--- Task details ---
Copy each line exactly.

Stored data entries
- - - - -

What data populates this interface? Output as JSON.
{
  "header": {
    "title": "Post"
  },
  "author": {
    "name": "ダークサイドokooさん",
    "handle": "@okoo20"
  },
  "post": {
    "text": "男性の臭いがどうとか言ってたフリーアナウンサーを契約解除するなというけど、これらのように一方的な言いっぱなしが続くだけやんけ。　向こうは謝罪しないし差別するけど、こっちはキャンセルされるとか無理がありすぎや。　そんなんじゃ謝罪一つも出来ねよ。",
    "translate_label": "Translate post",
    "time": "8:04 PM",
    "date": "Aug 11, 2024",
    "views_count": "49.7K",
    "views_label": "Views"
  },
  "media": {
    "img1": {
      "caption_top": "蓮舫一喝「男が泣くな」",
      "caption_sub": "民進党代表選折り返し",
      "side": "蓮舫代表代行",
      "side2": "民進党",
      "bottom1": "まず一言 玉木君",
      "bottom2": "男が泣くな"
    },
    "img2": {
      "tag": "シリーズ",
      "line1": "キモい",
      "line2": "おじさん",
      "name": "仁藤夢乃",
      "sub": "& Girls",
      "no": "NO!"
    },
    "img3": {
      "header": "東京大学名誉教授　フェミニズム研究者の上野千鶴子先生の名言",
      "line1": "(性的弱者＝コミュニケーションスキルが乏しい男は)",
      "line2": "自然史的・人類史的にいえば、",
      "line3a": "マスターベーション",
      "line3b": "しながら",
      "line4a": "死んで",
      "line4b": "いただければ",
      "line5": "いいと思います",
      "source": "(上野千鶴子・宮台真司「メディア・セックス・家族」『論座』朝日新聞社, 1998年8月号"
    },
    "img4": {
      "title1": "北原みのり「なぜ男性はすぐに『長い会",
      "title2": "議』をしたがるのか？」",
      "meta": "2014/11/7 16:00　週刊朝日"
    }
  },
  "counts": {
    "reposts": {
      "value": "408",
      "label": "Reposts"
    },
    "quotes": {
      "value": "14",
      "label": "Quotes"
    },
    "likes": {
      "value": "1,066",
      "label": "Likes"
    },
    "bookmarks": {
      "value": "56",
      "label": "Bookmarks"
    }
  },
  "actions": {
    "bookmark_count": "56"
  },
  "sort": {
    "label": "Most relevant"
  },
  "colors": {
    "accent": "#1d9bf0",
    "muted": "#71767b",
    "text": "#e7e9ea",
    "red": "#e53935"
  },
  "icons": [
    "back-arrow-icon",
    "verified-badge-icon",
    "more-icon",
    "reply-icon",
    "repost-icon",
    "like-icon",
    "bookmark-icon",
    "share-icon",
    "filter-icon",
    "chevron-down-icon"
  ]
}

- - - - -

--- Result of the task ---
What data populates this interface? Output as JSON.
{
  "header": {
    "title": "Post"
  },
  "author": {
    "name": "ダークサイドokooさん",
    "handle": "@okoo20"
  },
  "post": {
    "text": "男性の臭いがどうとか言ってたフリーアナウンサーを契約解除するなというけど、これらのように一方的な言いっぱなしが続くだけやんけ。　向こうは謝罪しないし差別するけど、こっちはキャンセルされるとか無理がありすぎや。　そんなんじゃ謝罪一つも出来ねよ。",
    "translate_label": "Translate post",
    "time": "8:04 PM",
    "date": "Aug 11, 2024",
    "views_count": "49.7K",
    "views_label": "Views"
  },
  "media": {
    "img1": {
      "caption_top": "蓮舫一喝「男が泣くな」",
      "caption_sub": "民進党代表選折り返し",
      "side": "蓮舫代表代行",
      "side2": "民進党",
      "bottom1": "まず一言 玉木君",
      "bottom2": "男が泣くな"
    },
    "img2": {
      "tag": "シリーズ",
      "line1": "キモい",
      "line2": "おじさん",
      "name": "仁藤夢乃",
      "sub": "& Girls",
      "no": "NO!"
    },
    "img3": {
      "header": "東京大学名誉教授　フェミニズム研究者の上野千鶴子先生の名言",
      "line1": "(性的弱者＝コミュニケーションスキルが乏しい男は)",
      "line2": "自然史的・人類史的にいえば、",
      "line3a": "マスターベーション",
      "line3b": "しながら",
      "line4a": "死んで",
      "line4b": "いただければ",
      "line5": "いいと思います",
      "source": "(上野千鶴子・宮台真司「メディア・セックス・家族」『論座』朝日新聞社, 1998年8月号"
    },
    "img4": {
      "title1": "北原みのり「なぜ男性はすぐに『長い会",
      "title2": "議』をしたがるのか？」",
      "meta": "2014/11/7 16:00　週刊朝日"
    }
  },
  "counts": {
    "reposts": {
      "value": "408",
      "label": "Reposts"
    },
    "quotes": {
      "value": "14",
      "label": "Quotes"
    },
    "likes": {
      "value": "1,066",
      "label": "Likes"
    },
    "bookmarks": {
      "value": "56",
      "label": "Bookmarks"
    }
  },
  "actions": {
    "bookmark_count": "56"
  },
  "sort": {
    "label": "Most relevant"
  },
  "colors": {
    "accent": "#1d9bf0",
    "muted": "#71767b",
    "text": "#e7e9ea",
    "red": "#e53935"
  },
  "icons": [
    "back-arrow-icon",
    "verified-badge-icon",
    "more-icon",
    "reply-icon",
    "repost-icon",
    "like-icon",
    "bookmark-icon",
    "share-icon",
    "filter-icon",
    "chevron-down-icon"
  ]
}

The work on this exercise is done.